"""
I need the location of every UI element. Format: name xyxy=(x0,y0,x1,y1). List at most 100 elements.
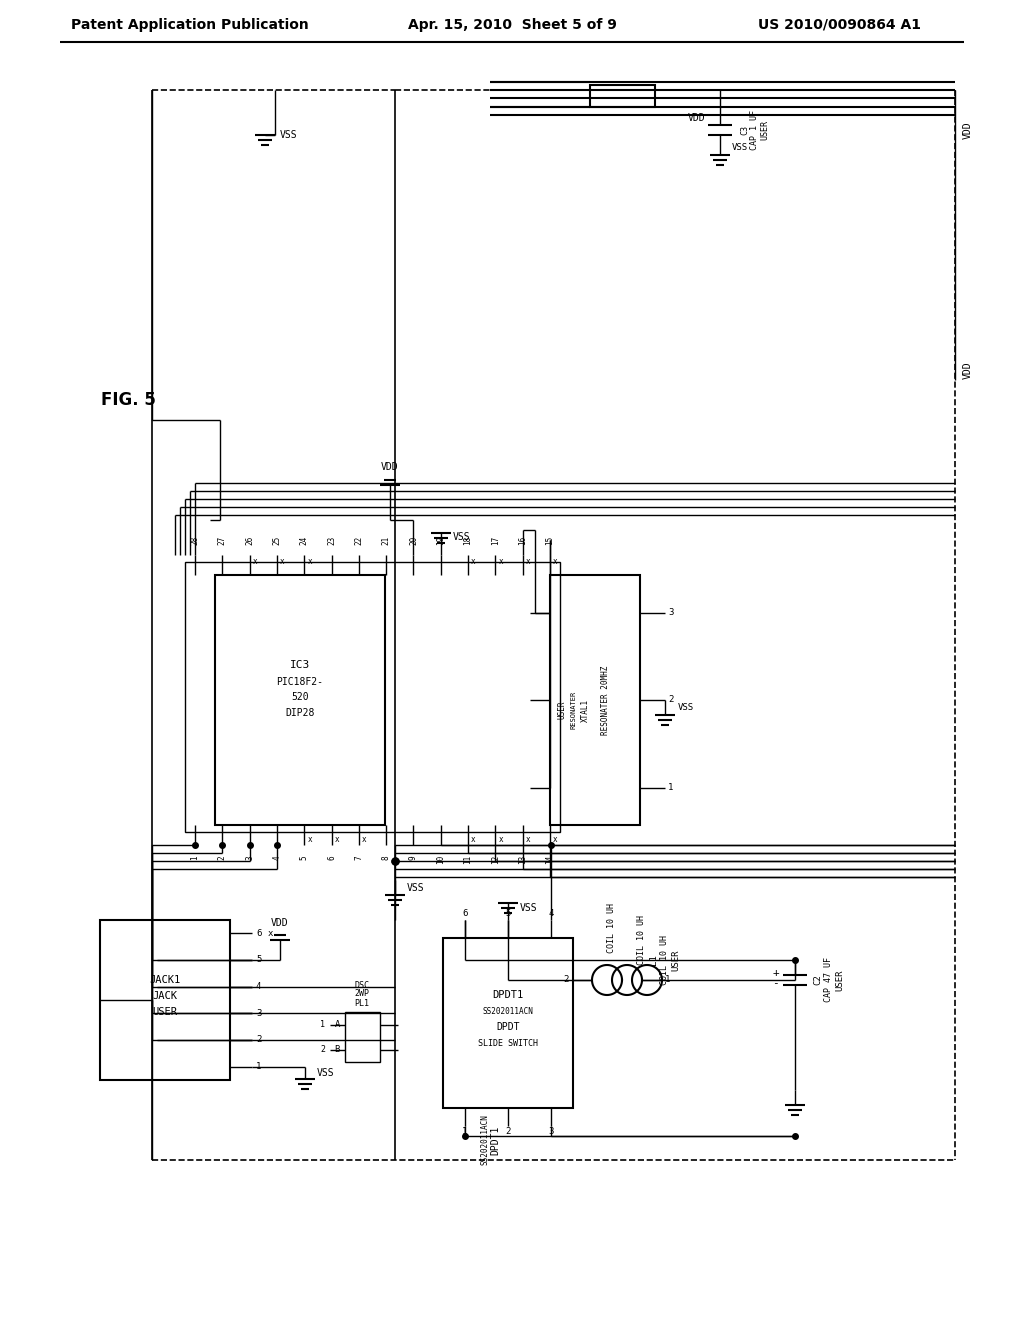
Text: 10: 10 xyxy=(436,855,445,865)
Text: VDD: VDD xyxy=(963,121,973,139)
Text: VSS: VSS xyxy=(453,532,470,543)
Text: RESONATER: RESONATER xyxy=(570,690,575,729)
Text: 27: 27 xyxy=(218,536,226,545)
Text: 11: 11 xyxy=(464,855,473,865)
Text: 4: 4 xyxy=(256,982,261,991)
Text: 16: 16 xyxy=(518,536,527,545)
Text: USER: USER xyxy=(835,969,844,991)
Text: PIC18F2-: PIC18F2- xyxy=(276,677,324,686)
Bar xyxy=(185,562,560,832)
Text: 28: 28 xyxy=(190,536,200,545)
Text: PL1: PL1 xyxy=(354,998,370,1007)
Text: x: x xyxy=(525,557,530,565)
Bar xyxy=(100,920,230,1080)
Text: FIG. 5: FIG. 5 xyxy=(100,391,156,409)
Text: 2WP: 2WP xyxy=(354,990,370,998)
Text: x: x xyxy=(280,557,285,565)
Text: 21: 21 xyxy=(382,536,390,545)
Text: x: x xyxy=(553,557,558,565)
Text: JACK1: JACK1 xyxy=(150,975,180,985)
Text: 5: 5 xyxy=(505,909,511,919)
Text: 20: 20 xyxy=(409,536,418,545)
Text: VSS: VSS xyxy=(317,1068,335,1077)
Text: 5: 5 xyxy=(256,956,261,965)
Text: 12: 12 xyxy=(490,855,500,865)
Text: DPDT1: DPDT1 xyxy=(490,1126,500,1155)
Text: SS202011ACN: SS202011ACN xyxy=(482,1006,534,1015)
Text: 1: 1 xyxy=(256,1063,261,1071)
Text: 13: 13 xyxy=(518,855,527,865)
Text: COIL 10 UH: COIL 10 UH xyxy=(607,903,616,953)
Text: 6: 6 xyxy=(462,909,467,919)
Text: C2: C2 xyxy=(813,974,822,985)
Text: VDD: VDD xyxy=(687,114,705,123)
Text: VDD: VDD xyxy=(271,917,289,928)
Text: 1: 1 xyxy=(462,1127,467,1137)
Text: 15: 15 xyxy=(546,536,555,545)
Text: 8: 8 xyxy=(382,855,390,859)
Text: 2: 2 xyxy=(563,975,569,985)
Text: USER: USER xyxy=(671,949,680,970)
Text: 2: 2 xyxy=(668,696,674,705)
Text: 6: 6 xyxy=(256,929,261,937)
Text: x: x xyxy=(499,834,503,843)
Text: x: x xyxy=(307,834,312,843)
Bar xyxy=(590,84,655,107)
Text: VSS: VSS xyxy=(732,144,749,153)
Text: C3: C3 xyxy=(740,125,749,135)
Text: DPDT: DPDT xyxy=(497,1022,520,1032)
Bar xyxy=(443,939,573,1107)
Text: L1: L1 xyxy=(649,954,658,965)
Text: 19: 19 xyxy=(436,536,445,545)
Text: 9: 9 xyxy=(409,855,418,859)
Text: 1: 1 xyxy=(190,855,200,859)
Text: VSS: VSS xyxy=(520,903,538,913)
Text: 1: 1 xyxy=(665,975,671,985)
Text: 3: 3 xyxy=(668,609,674,616)
Text: x: x xyxy=(499,557,503,565)
Text: x: x xyxy=(361,834,367,843)
Text: Apr. 15, 2010  Sheet 5 of 9: Apr. 15, 2010 Sheet 5 of 9 xyxy=(408,18,616,32)
Text: Patent Application Publication: Patent Application Publication xyxy=(71,18,309,32)
Text: COIL 10 UH: COIL 10 UH xyxy=(637,915,646,965)
Text: x: x xyxy=(553,834,558,843)
Text: 2: 2 xyxy=(256,1035,261,1044)
Text: SS202011ACN: SS202011ACN xyxy=(480,1114,489,1166)
Text: 25: 25 xyxy=(272,536,282,545)
Text: USER: USER xyxy=(557,701,566,719)
Text: 24: 24 xyxy=(300,536,308,545)
Text: VDD: VDD xyxy=(963,362,973,379)
Text: DSC: DSC xyxy=(354,981,370,990)
Text: x: x xyxy=(268,929,273,937)
Text: JACK: JACK xyxy=(153,991,177,1001)
Text: 4: 4 xyxy=(272,855,282,859)
Text: 2: 2 xyxy=(319,1045,325,1053)
Text: 3: 3 xyxy=(245,855,254,859)
Text: x: x xyxy=(471,557,476,565)
Text: 6: 6 xyxy=(327,855,336,859)
Text: XTAL1: XTAL1 xyxy=(581,698,590,722)
Text: 3: 3 xyxy=(256,1008,261,1018)
Text: 26: 26 xyxy=(245,536,254,545)
Text: 14: 14 xyxy=(546,855,555,865)
Text: A: A xyxy=(335,1020,340,1030)
Text: DPDT1: DPDT1 xyxy=(493,990,523,1001)
Text: x: x xyxy=(335,834,339,843)
Text: RESONATER 20MHZ: RESONATER 20MHZ xyxy=(600,665,609,735)
Text: VSS: VSS xyxy=(280,129,298,140)
Text: 3: 3 xyxy=(549,1127,554,1137)
Text: IC3: IC3 xyxy=(290,660,310,671)
Text: 2: 2 xyxy=(218,855,226,859)
Text: VDD: VDD xyxy=(381,462,398,473)
Text: x: x xyxy=(253,557,257,565)
Text: +: + xyxy=(772,968,779,978)
Bar xyxy=(550,576,640,825)
Text: US 2010/0090864 A1: US 2010/0090864 A1 xyxy=(759,18,922,32)
Text: 4: 4 xyxy=(549,909,554,919)
Text: 5: 5 xyxy=(300,855,308,859)
Text: 18: 18 xyxy=(464,536,473,545)
Text: DIP28: DIP28 xyxy=(286,708,314,718)
Text: B: B xyxy=(335,1045,340,1053)
Text: 23: 23 xyxy=(327,536,336,545)
Text: VSS: VSS xyxy=(678,704,694,713)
"""
PROBLEM: Reproduce the material above line for line without changing a single character, and leave out any picture.

EXPECTED ANSWER:
I need the location of every UI element. Format: name xyxy=(x0,y0,x1,y1). List at most 100 elements.
Text: 10: 10 xyxy=(436,855,445,865)
Text: VDD: VDD xyxy=(963,121,973,139)
Text: VSS: VSS xyxy=(453,532,470,543)
Text: RESONATER: RESONATER xyxy=(570,690,575,729)
Text: 27: 27 xyxy=(218,536,226,545)
Text: 11: 11 xyxy=(464,855,473,865)
Text: 4: 4 xyxy=(256,982,261,991)
Text: 16: 16 xyxy=(518,536,527,545)
Text: USER: USER xyxy=(835,969,844,991)
Text: PIC18F2-: PIC18F2- xyxy=(276,677,324,686)
Bar xyxy=(185,562,560,832)
Text: 28: 28 xyxy=(190,536,200,545)
Text: PL1: PL1 xyxy=(354,998,370,1007)
Text: x: x xyxy=(525,557,530,565)
Bar xyxy=(100,920,230,1080)
Text: FIG. 5: FIG. 5 xyxy=(100,391,156,409)
Text: 2WP: 2WP xyxy=(354,990,370,998)
Text: x: x xyxy=(280,557,285,565)
Text: 21: 21 xyxy=(382,536,390,545)
Text: x: x xyxy=(553,557,558,565)
Text: JACK1: JACK1 xyxy=(150,975,180,985)
Text: 5: 5 xyxy=(505,909,511,919)
Text: 20: 20 xyxy=(409,536,418,545)
Text: VSS: VSS xyxy=(317,1068,335,1077)
Text: 5: 5 xyxy=(256,956,261,965)
Text: 12: 12 xyxy=(490,855,500,865)
Text: DPDT1: DPDT1 xyxy=(490,1126,500,1155)
Text: SS202011ACN: SS202011ACN xyxy=(482,1006,534,1015)
Text: 1: 1 xyxy=(256,1063,261,1071)
Text: 13: 13 xyxy=(518,855,527,865)
Text: COIL 10 UH: COIL 10 UH xyxy=(607,903,616,953)
Text: 6: 6 xyxy=(462,909,467,919)
Text: C2: C2 xyxy=(813,974,822,985)
Text: VDD: VDD xyxy=(687,114,705,123)
Text: VDD: VDD xyxy=(271,917,289,928)
Text: 1: 1 xyxy=(462,1127,467,1137)
Text: 15: 15 xyxy=(546,536,555,545)
Text: 8: 8 xyxy=(382,855,390,859)
Text: 2: 2 xyxy=(563,975,569,985)
Text: USER: USER xyxy=(671,949,680,970)
Text: 2: 2 xyxy=(668,696,674,705)
Text: 6: 6 xyxy=(256,929,261,937)
Text: x: x xyxy=(499,834,503,843)
Text: x: x xyxy=(307,834,312,843)
Bar xyxy=(590,84,655,107)
Text: VSS: VSS xyxy=(732,144,749,153)
Text: C3: C3 xyxy=(740,125,749,135)
Text: DPDT: DPDT xyxy=(497,1022,520,1032)
Bar xyxy=(443,939,573,1107)
Text: L1: L1 xyxy=(649,954,658,965)
Text: 19: 19 xyxy=(436,536,445,545)
Text: 9: 9 xyxy=(409,855,418,859)
Text: 1: 1 xyxy=(190,855,200,859)
Text: VSS: VSS xyxy=(520,903,538,913)
Text: 1: 1 xyxy=(665,975,671,985)
Text: 3: 3 xyxy=(668,609,674,616)
Text: x: x xyxy=(499,557,503,565)
Text: x: x xyxy=(361,834,367,843)
Text: Apr. 15, 2010  Sheet 5 of 9: Apr. 15, 2010 Sheet 5 of 9 xyxy=(408,18,616,32)
Text: Patent Application Publication: Patent Application Publication xyxy=(71,18,309,32)
Text: COIL 10 UH: COIL 10 UH xyxy=(637,915,646,965)
Text: x: x xyxy=(553,834,558,843)
Text: 2: 2 xyxy=(256,1035,261,1044)
Text: SS202011ACN: SS202011ACN xyxy=(480,1114,489,1166)
Text: 25: 25 xyxy=(272,536,282,545)
Text: USER: USER xyxy=(557,701,566,719)
Text: 24: 24 xyxy=(300,536,308,545)
Text: VDD: VDD xyxy=(963,362,973,379)
Text: DSC: DSC xyxy=(354,981,370,990)
Text: x: x xyxy=(268,929,273,937)
Text: JACK: JACK xyxy=(153,991,177,1001)
Text: 4: 4 xyxy=(272,855,282,859)
Text: 2: 2 xyxy=(319,1045,325,1053)
Text: 3: 3 xyxy=(245,855,254,859)
Text: x: x xyxy=(471,557,476,565)
Text: 6: 6 xyxy=(327,855,336,859)
Text: XTAL1: XTAL1 xyxy=(581,698,590,722)
Text: 3: 3 xyxy=(256,1008,261,1018)
Text: 26: 26 xyxy=(245,536,254,545)
Text: 14: 14 xyxy=(546,855,555,865)
Text: A: A xyxy=(335,1020,340,1030)
Text: DPDT1: DPDT1 xyxy=(493,990,523,1001)
Text: x: x xyxy=(335,834,339,843)
Text: RESONATER 20MHZ: RESONATER 20MHZ xyxy=(600,665,609,735)
Text: VSS: VSS xyxy=(280,129,298,140)
Text: 3: 3 xyxy=(549,1127,554,1137)
Text: IC3: IC3 xyxy=(290,660,310,671)
Text: 2: 2 xyxy=(218,855,226,859)
Text: VDD: VDD xyxy=(381,462,398,473)
Text: x: x xyxy=(253,557,257,565)
Text: +: + xyxy=(772,968,779,978)
Bar xyxy=(550,576,640,825)
Text: US 2010/0090864 A1: US 2010/0090864 A1 xyxy=(759,18,922,32)
Text: 4: 4 xyxy=(549,909,554,919)
Text: 5: 5 xyxy=(300,855,308,859)
Text: 18: 18 xyxy=(464,536,473,545)
Text: DIP28: DIP28 xyxy=(286,708,314,718)
Text: B: B xyxy=(335,1045,340,1053)
Text: 23: 23 xyxy=(327,536,336,545)
Text: VSS: VSS xyxy=(678,704,694,713)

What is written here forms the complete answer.